Entries shown:
########################################

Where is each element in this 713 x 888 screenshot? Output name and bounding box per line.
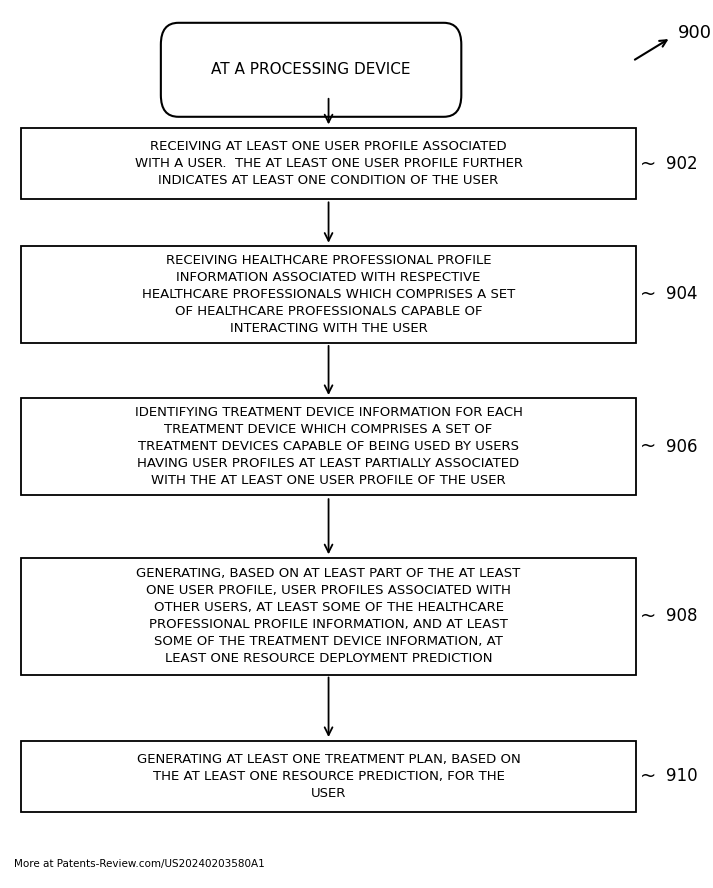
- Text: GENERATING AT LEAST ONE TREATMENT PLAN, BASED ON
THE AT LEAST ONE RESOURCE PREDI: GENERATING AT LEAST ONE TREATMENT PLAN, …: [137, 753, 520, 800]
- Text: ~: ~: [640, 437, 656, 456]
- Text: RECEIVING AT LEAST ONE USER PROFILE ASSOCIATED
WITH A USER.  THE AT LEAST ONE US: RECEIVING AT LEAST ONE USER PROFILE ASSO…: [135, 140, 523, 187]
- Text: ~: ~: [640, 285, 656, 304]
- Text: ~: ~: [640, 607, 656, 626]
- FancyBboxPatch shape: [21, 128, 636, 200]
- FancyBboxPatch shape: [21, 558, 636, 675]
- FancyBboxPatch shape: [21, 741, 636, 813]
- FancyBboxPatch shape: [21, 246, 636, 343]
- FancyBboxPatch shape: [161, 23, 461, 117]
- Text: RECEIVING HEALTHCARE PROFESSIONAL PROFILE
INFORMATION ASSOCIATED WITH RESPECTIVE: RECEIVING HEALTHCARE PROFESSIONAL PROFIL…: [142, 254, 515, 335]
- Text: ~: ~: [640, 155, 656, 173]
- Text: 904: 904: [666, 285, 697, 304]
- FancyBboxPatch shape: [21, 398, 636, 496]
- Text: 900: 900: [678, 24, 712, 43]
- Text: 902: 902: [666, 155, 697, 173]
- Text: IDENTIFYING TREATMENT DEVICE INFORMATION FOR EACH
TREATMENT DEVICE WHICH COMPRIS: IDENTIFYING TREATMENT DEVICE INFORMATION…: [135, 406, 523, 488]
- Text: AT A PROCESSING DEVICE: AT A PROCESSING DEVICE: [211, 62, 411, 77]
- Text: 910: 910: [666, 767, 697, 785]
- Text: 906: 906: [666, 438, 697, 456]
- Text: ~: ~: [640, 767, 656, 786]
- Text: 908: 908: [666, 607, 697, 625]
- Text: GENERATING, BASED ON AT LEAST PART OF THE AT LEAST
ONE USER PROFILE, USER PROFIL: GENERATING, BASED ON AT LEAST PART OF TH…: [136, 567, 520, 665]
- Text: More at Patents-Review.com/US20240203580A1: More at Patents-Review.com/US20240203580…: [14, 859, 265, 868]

########################################

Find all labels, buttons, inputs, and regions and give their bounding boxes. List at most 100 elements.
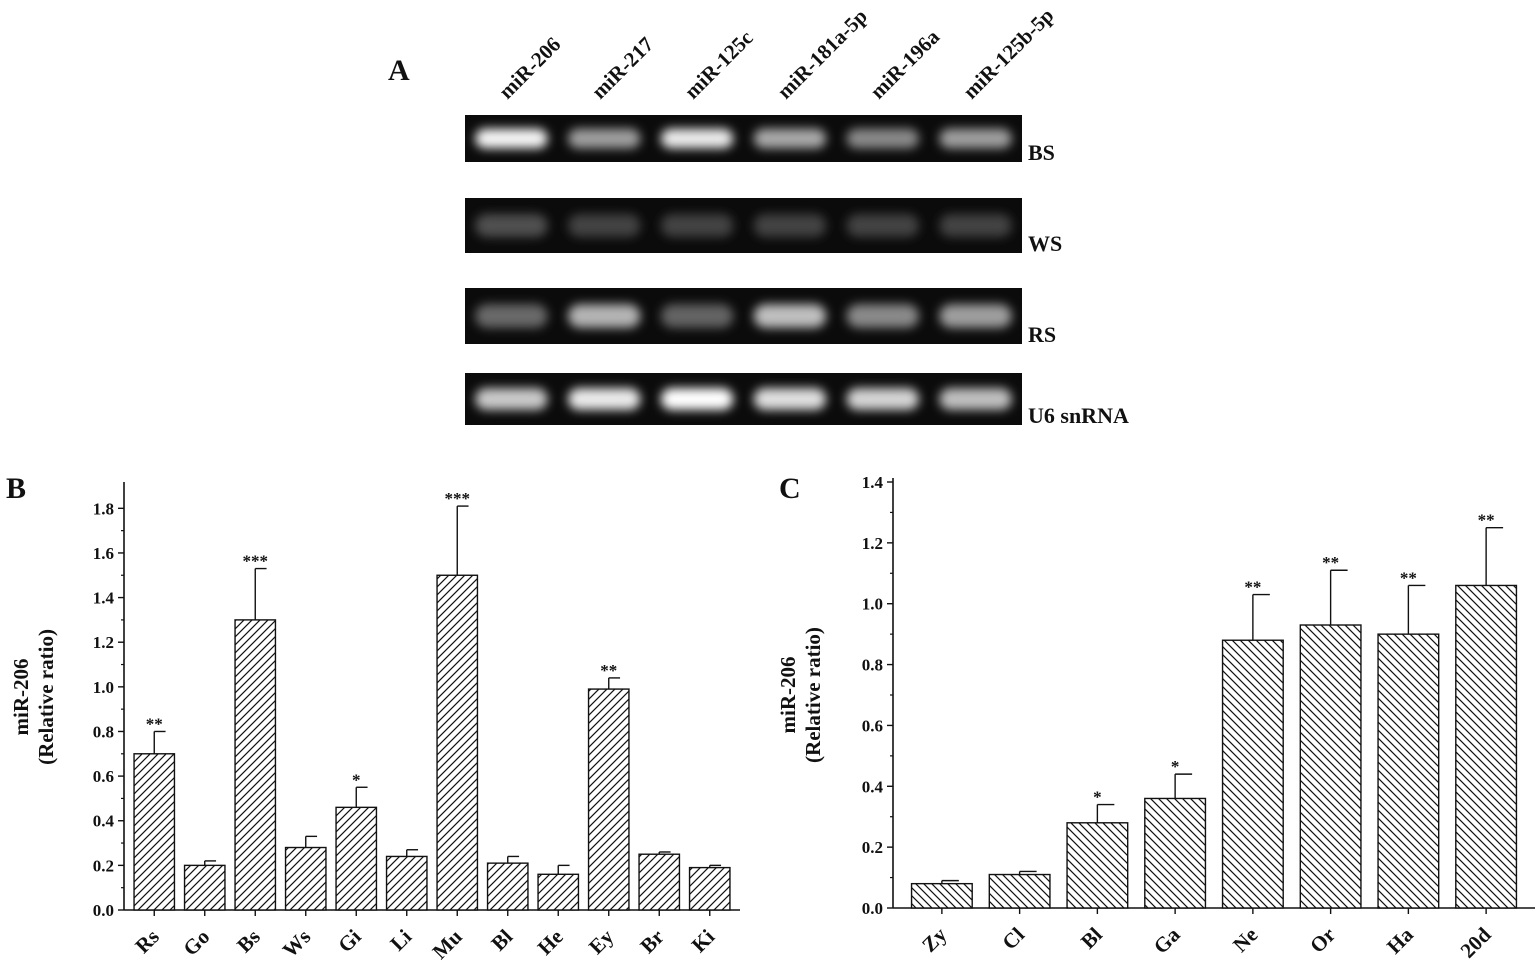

########################################

Written instruction:
Render the data from the line with "Where is each" to the line with "- Text: ~: ~: [640, 607, 656, 626]" as a two-column CSV with the columns input and output. Each row holds one input and its output, each in a single quoted field with line breaks replaced by spaces, and the pictures are omitted.

Finished exercise:
input,output
"Where is each element in this 713 x 888 screenshot? Output name and bounding box per line.","- Text: GENERATING AT LEAST ONE TREATMENT PLAN, BASED ON THE AT LEAST ONE RESOURCE PREDI: GENERATING AT LEAST ONE TREATMENT PLAN, …: [137, 753, 520, 800] - Text: ~: ~: [640, 437, 656, 456] - Text: RECEIVING AT LEAST ONE USER PROFILE ASSOCIATED WITH A USER.  THE AT LEAST ONE US: RECEIVING AT LEAST ONE USER PROFILE ASSO…: [135, 140, 523, 187] - Text: ~: ~: [640, 285, 656, 304] - Text: ~: ~: [640, 607, 656, 626]"